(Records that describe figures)
■ ■ ■

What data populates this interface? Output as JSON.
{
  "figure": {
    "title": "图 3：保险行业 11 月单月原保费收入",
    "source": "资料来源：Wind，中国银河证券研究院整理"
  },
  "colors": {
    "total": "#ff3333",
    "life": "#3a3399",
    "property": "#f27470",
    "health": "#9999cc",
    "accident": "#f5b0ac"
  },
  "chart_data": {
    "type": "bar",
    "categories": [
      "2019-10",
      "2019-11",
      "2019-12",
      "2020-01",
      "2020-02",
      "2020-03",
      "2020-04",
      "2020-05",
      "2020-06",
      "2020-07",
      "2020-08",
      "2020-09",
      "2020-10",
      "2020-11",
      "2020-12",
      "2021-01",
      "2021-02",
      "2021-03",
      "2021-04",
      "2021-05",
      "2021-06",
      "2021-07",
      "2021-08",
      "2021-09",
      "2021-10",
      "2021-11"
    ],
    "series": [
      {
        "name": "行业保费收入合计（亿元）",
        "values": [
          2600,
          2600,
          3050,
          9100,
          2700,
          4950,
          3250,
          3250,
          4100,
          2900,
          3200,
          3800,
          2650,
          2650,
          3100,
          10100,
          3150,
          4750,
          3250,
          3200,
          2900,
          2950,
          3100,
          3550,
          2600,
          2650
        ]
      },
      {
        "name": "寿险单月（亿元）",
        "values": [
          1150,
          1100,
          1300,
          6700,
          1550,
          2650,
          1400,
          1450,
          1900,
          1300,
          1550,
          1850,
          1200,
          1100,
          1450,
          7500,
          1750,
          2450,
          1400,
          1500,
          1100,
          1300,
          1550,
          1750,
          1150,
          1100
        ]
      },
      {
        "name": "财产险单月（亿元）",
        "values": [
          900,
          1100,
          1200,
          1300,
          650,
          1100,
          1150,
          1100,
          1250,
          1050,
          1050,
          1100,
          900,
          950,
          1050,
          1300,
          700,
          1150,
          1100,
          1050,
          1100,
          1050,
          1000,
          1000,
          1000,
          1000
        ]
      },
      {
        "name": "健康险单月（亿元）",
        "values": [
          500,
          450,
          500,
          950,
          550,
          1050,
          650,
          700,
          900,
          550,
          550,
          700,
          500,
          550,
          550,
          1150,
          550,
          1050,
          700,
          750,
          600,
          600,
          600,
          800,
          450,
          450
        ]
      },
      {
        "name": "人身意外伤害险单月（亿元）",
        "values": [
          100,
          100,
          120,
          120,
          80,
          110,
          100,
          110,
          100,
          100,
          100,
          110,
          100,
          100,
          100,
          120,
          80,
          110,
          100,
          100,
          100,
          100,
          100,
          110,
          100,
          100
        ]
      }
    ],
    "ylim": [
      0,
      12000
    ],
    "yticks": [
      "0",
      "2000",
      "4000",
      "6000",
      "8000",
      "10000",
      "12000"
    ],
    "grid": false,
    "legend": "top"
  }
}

■ ■ ■

*SET PROBLEM*. Repeat the material above in full, exactly as it stands.

*FINISHED ANSWER*.
What data populates this interface? Output as JSON.
{
  "figure": {
    "title": "图 3：保险行业 11 月单月原保费收入",
    "source": "资料来源：Wind，中国银河证券研究院整理"
  },
  "colors": {
    "total": "#ff3333",
    "life": "#3a3399",
    "property": "#f27470",
    "health": "#9999cc",
    "accident": "#f5b0ac"
  },
  "chart_data": {
    "type": "bar",
    "categories": [
      "2019-10",
      "2019-11",
      "2019-12",
      "2020-01",
      "2020-02",
      "2020-03",
      "2020-04",
      "2020-05",
      "2020-06",
      "2020-07",
      "2020-08",
      "2020-09",
      "2020-10",
      "2020-11",
      "2020-12",
      "2021-01",
      "2021-02",
      "2021-03",
      "2021-04",
      "2021-05",
      "2021-06",
      "2021-07",
      "2021-08",
      "2021-09",
      "2021-10",
      "2021-11"
    ],
    "series": [
      {
        "name": "行业保费收入合计（亿元）",
        "values": [
          2600,
          2600,
          3050,
          9100,
          2700,
          4950,
          3250,
          3250,
          4100,
          2900,
          3200,
          3800,
          2650,
          2650,
          3100,
          10100,
          3150,
          4750,
          3250,
          3200,
          2900,
          2950,
          3100,
          3550,
          2600,
          2650
        ]
      },
      {
        "name": "寿险单月（亿元）",
        "values": [
          1150,
          1100,
          1300,
          6700,
          1550,
          2650,
          1400,
          1450,
          1900,
          1300,
          1550,
          1850,
          1200,
          1100,
          1450,
          7500,
          1750,
          2450,
          1400,
          1500,
          1100,
          1300,
          1550,
          1750,
          1150,
          1100
        ]
      },
      {
        "name": "财产险单月（亿元）",
        "values": [
          900,
          1100,
          1200,
          1300,
          650,
          1100,
          1150,
          1100,
          1250,
          1050,
          1050,
          1100,
          900,
          950,
          1050,
          1300,
          700,
          1150,
          1100,
          1050,
          1100,
          1050,
          1000,
          1000,
          1000,
          1000
        ]
      },
      {
        "name": "健康险单月（亿元）",
        "values": [
          500,
          450,
          500,
          950,
          550,
          1050,
          650,
          700,
          900,
          550,
          550,
          700,
          500,
          550,
          550,
          1150,
          550,
          1050,
          700,
          750,
          600,
          600,
          600,
          800,
          450,
          450
        ]
      },
      {
        "name": "人身意外伤害险单月（亿元）",
        "values": [
          100,
          100,
          120,
          120,
          80,
          110,
          100,
          110,
          100,
          100,
          100,
          110,
          100,
          100,
          100,
          120,
          80,
          110,
          100,
          100,
          100,
          100,
          100,
          110,
          100,
          100
        ]
      }
    ],
    "ylim": [
      0,
      12000
    ],
    "yticks": [
      "0",
      "2000",
      "4000",
      "6000",
      "8000",
      "10000",
      "12000"
    ],
    "grid": false,
    "legend": "top"
  }
}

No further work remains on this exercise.